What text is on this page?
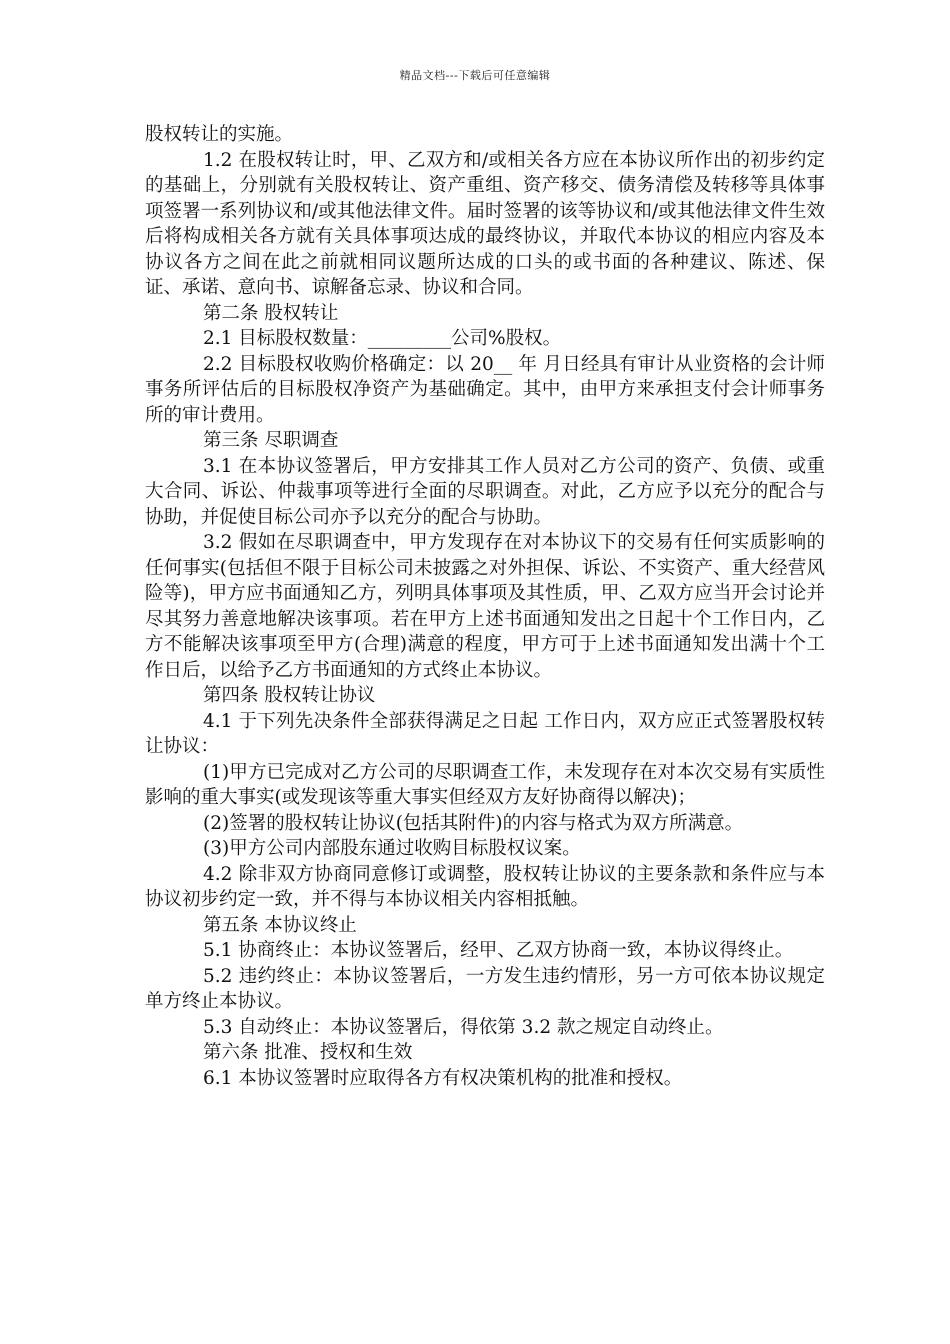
精品文档---下载后可任意编辑

股权转让的实施。

1.2 在股权转让时，甲、乙双方和/或相关各方应在本协议所作出的初步约定的基础上，分别就有关股权转让、资产重组、资产移交、债务清偿及转移等具体事项签署一系列协议和/或其他法律文件。届时签署的该等协议和/或其他法律文件生效后将构成相关各方就有关具体事项达成的最终协议，并取代本协议的相应内容及本协议各方之间在此之前就相同议题所达成的口头的或书面的各种建议、陈述、保证、承诺、意向书、谅解备忘录、协议和合同。

第二条 股权转让

2.1 目标股权数量：_________公司%股权。

2.2 目标股权收购价格确定：以 20__ 年 月日经具有审计从业资格的会计师事务所评估后的目标股权净资产为基础确定。其中，由甲方来承担支付会计师事务所的审计费用。

第三条 尽职调查

3.1 在本协议签署后，甲方安排其工作人员对乙方公司的资产、负债、或重大合同、诉讼、仲裁事项等进行全面的尽职调查。对此，乙方应予以充分的配合与协助，并促使目标公司亦予以充分的配合与协助。

3.2 假如在尽职调查中，甲方发现存在对本协议下的交易有任何实质影响的任何事实(包括但不限于目标公司未披露之对外担保、诉讼、不实资产、重大经营风险等)，甲方应书面通知乙方，列明具体事项及其性质，甲、乙双方应当开会讨论并尽其努力善意地解决该事项。若在甲方上述书面通知发出之日起十个工作日内，乙方不能解决该事项至甲方(合理)满意的程度，甲方可于上述书面通知发出满十个工作日后，以给予乙方书面通知的方式终止本协议。

第四条 股权转让协议

4.1 于下列先决条件全部获得满足之日起 工作日内，双方应正式签署股权转让协议：

(1)甲方已完成对乙方公司的尽职调查工作，未发现存在对本次交易有实质性影响的重大事实(或发现该等重大事实但经双方友好协商得以解决)；

(2)签署的股权转让协议(包括其附件)的内容与格式为双方所满意。

(3)甲方公司内部股东通过收购目标股权议案。

4.2 除非双方协商同意修订或调整，股权转让协议的主要条款和条件应与本协议初步约定一致，并不得与本协议相关内容相抵触。

第五条 本协议终止

5.1 协商终止：本协议签署后，经甲、乙双方协商一致，本协议得终止。

5.2 违约终止：本协议签署后，一方发生违约情形，另一方可依本协议规定单方终止本协议。

5.3 自动终止：本协议签署后，得依第 3.2 款之规定自动终止。

第六条 批准、授权和生效

6.1 本协议签署时应取得各方有权决策机构的批准和授权。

★ ★ ★ ★ ★

*Your objective*: Retype the data above exactly; pictures are not part of the copy.

*Correct response*:
What text is on this page?
精品文档---下载后可任意编辑

股权转让的实施。

1.2 在股权转让时，甲、乙双方和/或相关各方应在本协议所作出的初步约定的基础上，分别就有关股权转让、资产重组、资产移交、债务清偿及转移等具体事项签署一系列协议和/或其他法律文件。届时签署的该等协议和/或其他法律文件生效后将构成相关各方就有关具体事项达成的最终协议，并取代本协议的相应内容及本协议各方之间在此之前就相同议题所达成的口头的或书面的各种建议、陈述、保证、承诺、意向书、谅解备忘录、协议和合同。

第二条 股权转让

2.1 目标股权数量：_________公司%股权。

2.2 目标股权收购价格确定：以 20__ 年 月日经具有审计从业资格的会计师事务所评估后的目标股权净资产为基础确定。其中，由甲方来承担支付会计师事务所的审计费用。

第三条 尽职调查

3.1 在本协议签署后，甲方安排其工作人员对乙方公司的资产、负债、或重大合同、诉讼、仲裁事项等进行全面的尽职调查。对此，乙方应予以充分的配合与协助，并促使目标公司亦予以充分的配合与协助。

3.2 假如在尽职调查中，甲方发现存在对本协议下的交易有任何实质影响的任何事实(包括但不限于目标公司未披露之对外担保、诉讼、不实资产、重大经营风险等)，甲方应书面通知乙方，列明具体事项及其性质，甲、乙双方应当开会讨论并尽其努力善意地解决该事项。若在甲方上述书面通知发出之日起十个工作日内，乙方不能解决该事项至甲方(合理)满意的程度，甲方可于上述书面通知发出满十个工作日后，以给予乙方书面通知的方式终止本协议。

第四条 股权转让协议

4.1 于下列先决条件全部获得满足之日起 工作日内，双方应正式签署股权转让协议：

(1)甲方已完成对乙方公司的尽职调查工作，未发现存在对本次交易有实质性影响的重大事实(或发现该等重大事实但经双方友好协商得以解决)；

(2)签署的股权转让协议(包括其附件)的内容与格式为双方所满意。

(3)甲方公司内部股东通过收购目标股权议案。

4.2 除非双方协商同意修订或调整，股权转让协议的主要条款和条件应与本协议初步约定一致，并不得与本协议相关内容相抵触。

第五条 本协议终止

5.1 协商终止：本协议签署后，经甲、乙双方协商一致，本协议得终止。

5.2 违约终止：本协议签署后，一方发生违约情形，另一方可依本协议规定单方终止本协议。

5.3 自动终止：本协议签署后，得依第 3.2 款之规定自动终止。

第六条 批准、授权和生效

6.1 本协议签署时应取得各方有权决策机构的批准和授权。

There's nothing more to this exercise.